読解本文:
====================

夏に池などの水辺で美しい花を咲かせるものに、「ハス」と「スイレン」があります。
漢字で書くと「蓮」と「睡蓮」であることから、同じ植物だと誤解している人が少なくありません。
確かに似たイメージがありますが、この2つの花は全く違う植物です。
なお、ハスとスイレンの見分け方は簡単で、水面から高く浮いているのがハスで、水面に浮かんでいるのがスイレンです。
ハスとは
「ハス」は、ハス科ハス属に分類される、インド原産の多年草です。
仏教に関する絵に描かれているのがハスです。
ハスには茎があり、花も葉も水面より高い位置にあるのが特徴です。
葉は光沢がありません。
花が咲き終わると花びらが散り、散った後に果托ができます。
果托の中で種が育っていきます。
なお、根はご存じのレンコンとなり食べることができます。
スイレンとは
「スイレン」は、スイレン科スイレン属の多年草で、アジアを中心に広く分布しています。
フランスの有名な画家モネの代表作の絵にもなっています。
光沢のある葉とともに水面に浮かんでいるかのような形で花が咲きます。
つぼみが開くと3日間、朝に咲いて夜に閉じるということを繰り返し、3日目以降は開かずにそのまま水の中に沈んでいきます。
名前の由来
スイレン(睡蓮)は、日差しが弱くなって花が閉じていく姿が、あたかも眠るように見えることから、「睡」の字が付けられました。
ハス(蓮)は、花が散った後の果托が蜂の巣に似ていることから、ハチの巣→ハチス→ハスと呼ばれるようになります。
ちなみに、お釈迦様などの仏像が座っている台座は、ハスの花をデザインして作られています。
どちらも有名な花
ハスとスイレンは、水面からの花の位置で見分けることができます。
水面から出て美しい花を咲かせるハスを、仏教では宇宙に初めて生まれた生命としてあがめています。
例えば、大賀ハスは2000年以上前の地層に埋まっていた種から発芽したものです。
一方、スイレンの葉は2~3mになるものもあり、子供が乗っている映像がテレビで映されることがあります。

====================

学習資料:
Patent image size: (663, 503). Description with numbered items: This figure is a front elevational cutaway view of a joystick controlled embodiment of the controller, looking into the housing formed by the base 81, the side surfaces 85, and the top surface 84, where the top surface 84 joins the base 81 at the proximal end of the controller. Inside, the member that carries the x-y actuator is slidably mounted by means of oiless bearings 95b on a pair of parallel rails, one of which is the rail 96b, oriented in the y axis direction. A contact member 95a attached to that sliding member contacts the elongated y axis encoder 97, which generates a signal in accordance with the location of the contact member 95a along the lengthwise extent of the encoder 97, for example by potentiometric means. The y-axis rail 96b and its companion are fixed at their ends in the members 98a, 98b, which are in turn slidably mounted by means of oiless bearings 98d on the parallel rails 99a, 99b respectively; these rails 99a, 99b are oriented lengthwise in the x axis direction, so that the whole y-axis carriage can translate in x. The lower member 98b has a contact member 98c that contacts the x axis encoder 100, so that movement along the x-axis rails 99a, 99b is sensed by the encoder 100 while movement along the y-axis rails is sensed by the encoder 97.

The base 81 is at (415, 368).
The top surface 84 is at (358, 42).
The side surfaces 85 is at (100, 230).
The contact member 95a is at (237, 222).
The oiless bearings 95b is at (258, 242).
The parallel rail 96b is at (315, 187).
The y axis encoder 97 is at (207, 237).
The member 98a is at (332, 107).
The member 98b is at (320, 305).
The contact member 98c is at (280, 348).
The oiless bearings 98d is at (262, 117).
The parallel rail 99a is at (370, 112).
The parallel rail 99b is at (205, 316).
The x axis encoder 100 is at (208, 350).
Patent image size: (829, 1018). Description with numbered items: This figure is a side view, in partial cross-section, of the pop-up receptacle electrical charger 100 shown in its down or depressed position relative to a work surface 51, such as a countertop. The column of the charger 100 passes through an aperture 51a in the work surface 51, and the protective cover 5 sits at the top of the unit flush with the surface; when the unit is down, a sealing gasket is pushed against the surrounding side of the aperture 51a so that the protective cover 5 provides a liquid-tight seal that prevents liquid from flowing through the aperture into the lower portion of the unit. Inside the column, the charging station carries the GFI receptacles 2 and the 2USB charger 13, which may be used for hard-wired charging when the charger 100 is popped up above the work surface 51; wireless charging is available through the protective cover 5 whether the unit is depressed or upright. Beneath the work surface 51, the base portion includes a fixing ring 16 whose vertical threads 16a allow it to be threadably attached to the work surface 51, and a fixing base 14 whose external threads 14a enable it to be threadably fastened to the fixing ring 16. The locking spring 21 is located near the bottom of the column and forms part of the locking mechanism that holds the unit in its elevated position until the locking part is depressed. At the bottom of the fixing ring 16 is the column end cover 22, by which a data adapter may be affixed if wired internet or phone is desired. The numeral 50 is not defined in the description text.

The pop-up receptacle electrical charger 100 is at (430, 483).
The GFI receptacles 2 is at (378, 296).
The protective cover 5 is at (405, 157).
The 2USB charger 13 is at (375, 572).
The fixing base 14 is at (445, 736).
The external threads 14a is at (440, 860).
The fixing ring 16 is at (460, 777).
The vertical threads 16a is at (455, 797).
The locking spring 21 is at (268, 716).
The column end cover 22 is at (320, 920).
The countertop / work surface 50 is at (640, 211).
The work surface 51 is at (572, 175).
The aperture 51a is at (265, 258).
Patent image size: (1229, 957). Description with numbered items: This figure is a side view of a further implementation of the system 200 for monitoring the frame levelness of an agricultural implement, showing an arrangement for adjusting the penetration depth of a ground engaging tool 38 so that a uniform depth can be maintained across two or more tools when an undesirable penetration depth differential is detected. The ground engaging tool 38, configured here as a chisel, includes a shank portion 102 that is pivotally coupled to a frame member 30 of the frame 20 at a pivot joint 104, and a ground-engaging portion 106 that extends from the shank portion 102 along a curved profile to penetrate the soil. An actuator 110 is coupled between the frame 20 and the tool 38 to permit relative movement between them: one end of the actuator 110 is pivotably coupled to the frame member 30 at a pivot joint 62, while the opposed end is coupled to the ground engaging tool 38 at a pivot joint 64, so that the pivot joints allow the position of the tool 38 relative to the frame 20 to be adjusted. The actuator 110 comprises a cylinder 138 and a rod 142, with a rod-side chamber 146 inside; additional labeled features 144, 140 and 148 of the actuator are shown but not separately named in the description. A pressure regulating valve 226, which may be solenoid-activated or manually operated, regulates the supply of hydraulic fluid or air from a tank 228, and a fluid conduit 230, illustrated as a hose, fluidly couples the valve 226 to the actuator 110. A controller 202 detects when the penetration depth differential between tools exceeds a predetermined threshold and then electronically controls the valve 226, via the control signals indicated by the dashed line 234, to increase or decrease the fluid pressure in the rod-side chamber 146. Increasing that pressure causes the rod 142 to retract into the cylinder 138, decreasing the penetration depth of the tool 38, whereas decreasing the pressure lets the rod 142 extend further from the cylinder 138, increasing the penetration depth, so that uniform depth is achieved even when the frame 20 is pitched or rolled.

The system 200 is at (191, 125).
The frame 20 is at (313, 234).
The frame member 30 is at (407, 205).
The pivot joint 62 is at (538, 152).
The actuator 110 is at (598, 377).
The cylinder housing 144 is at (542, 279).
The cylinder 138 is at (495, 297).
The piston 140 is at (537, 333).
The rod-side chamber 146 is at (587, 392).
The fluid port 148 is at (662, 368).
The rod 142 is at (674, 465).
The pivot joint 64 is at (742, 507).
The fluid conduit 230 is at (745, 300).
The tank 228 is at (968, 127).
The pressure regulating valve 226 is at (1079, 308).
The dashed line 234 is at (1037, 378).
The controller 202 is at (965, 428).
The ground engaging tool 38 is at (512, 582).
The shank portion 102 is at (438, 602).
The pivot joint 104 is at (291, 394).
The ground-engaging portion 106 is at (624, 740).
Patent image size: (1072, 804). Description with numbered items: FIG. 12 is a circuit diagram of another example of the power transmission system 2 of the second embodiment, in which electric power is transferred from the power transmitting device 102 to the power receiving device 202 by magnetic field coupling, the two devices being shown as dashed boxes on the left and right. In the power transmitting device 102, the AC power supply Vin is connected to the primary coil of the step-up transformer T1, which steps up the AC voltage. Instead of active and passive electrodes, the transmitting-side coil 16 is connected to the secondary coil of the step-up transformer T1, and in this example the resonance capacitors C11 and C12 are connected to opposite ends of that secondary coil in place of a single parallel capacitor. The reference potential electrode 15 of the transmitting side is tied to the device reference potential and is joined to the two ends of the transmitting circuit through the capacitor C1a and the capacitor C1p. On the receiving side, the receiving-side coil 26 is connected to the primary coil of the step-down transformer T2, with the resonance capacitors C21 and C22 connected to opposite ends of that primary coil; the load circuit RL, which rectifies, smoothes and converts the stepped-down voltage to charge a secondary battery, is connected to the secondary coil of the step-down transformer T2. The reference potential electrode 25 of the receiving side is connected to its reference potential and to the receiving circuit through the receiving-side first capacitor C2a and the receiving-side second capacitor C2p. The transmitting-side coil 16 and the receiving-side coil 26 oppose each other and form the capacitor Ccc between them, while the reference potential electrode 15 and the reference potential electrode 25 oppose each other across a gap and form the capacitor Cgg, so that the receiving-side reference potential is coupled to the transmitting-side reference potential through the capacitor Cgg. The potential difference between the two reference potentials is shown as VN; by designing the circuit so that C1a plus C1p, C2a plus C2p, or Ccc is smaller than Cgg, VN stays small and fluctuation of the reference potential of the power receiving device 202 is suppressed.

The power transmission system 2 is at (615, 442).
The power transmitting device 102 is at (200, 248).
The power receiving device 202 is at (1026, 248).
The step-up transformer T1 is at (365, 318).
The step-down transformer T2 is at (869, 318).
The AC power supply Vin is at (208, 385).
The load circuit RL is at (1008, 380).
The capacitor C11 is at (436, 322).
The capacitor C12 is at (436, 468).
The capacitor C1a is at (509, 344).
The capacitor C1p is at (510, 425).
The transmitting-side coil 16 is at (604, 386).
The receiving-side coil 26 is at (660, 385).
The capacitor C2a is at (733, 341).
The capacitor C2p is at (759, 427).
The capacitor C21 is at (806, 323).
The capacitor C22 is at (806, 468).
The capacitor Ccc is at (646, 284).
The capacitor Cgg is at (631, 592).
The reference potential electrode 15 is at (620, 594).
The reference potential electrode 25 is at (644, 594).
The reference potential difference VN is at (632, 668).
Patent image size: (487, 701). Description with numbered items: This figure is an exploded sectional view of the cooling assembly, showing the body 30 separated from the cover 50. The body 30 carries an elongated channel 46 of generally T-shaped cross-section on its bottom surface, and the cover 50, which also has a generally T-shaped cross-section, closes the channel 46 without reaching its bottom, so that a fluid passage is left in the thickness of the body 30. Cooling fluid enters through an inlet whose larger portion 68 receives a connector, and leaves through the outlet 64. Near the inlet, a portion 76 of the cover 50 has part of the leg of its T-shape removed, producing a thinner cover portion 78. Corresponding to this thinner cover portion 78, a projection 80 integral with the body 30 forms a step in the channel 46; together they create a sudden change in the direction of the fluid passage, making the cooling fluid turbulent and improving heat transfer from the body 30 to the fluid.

====================

演習課題:
(1) ハスとスイレンの文章に基づき、次の各問に答えよ。
(a) ハスの原産地はどこか。
(b) スイレンのつぼみは開いてから何日間、朝に咲いて夜に閉じることを繰り返すか。
(c) 大賀ハスは、どれほど前の地層に埋まっていた種から発芽したものか。
(2) ハスとスイレンの文章のうち、「葉は光沢がありません。」から「フランスの有名な画家モネの代表作の絵にもなっています。」までの範囲(両端を含む)を一字一句違えずに引用せよ。
データは、ハスとスイレンの文章とは独立した別個の資料である。

解答記述欄:
(1)
(a) インド
(b) 3日間
(c) 2000年以上前の地層

(2)
葉は光沢がありません。
花が咲き終わると花びらが散り、散った後に果托ができます。
果托の中で種が育っていきます。
なお、根はご存じのレンコンとなり食べることができます。
スイレンとは
「スイレン」は、スイレン科スイレン属の多年草で、アジアを中心に広く分布しています。
フランスの有名な画家モネの代表作の絵にもなっています。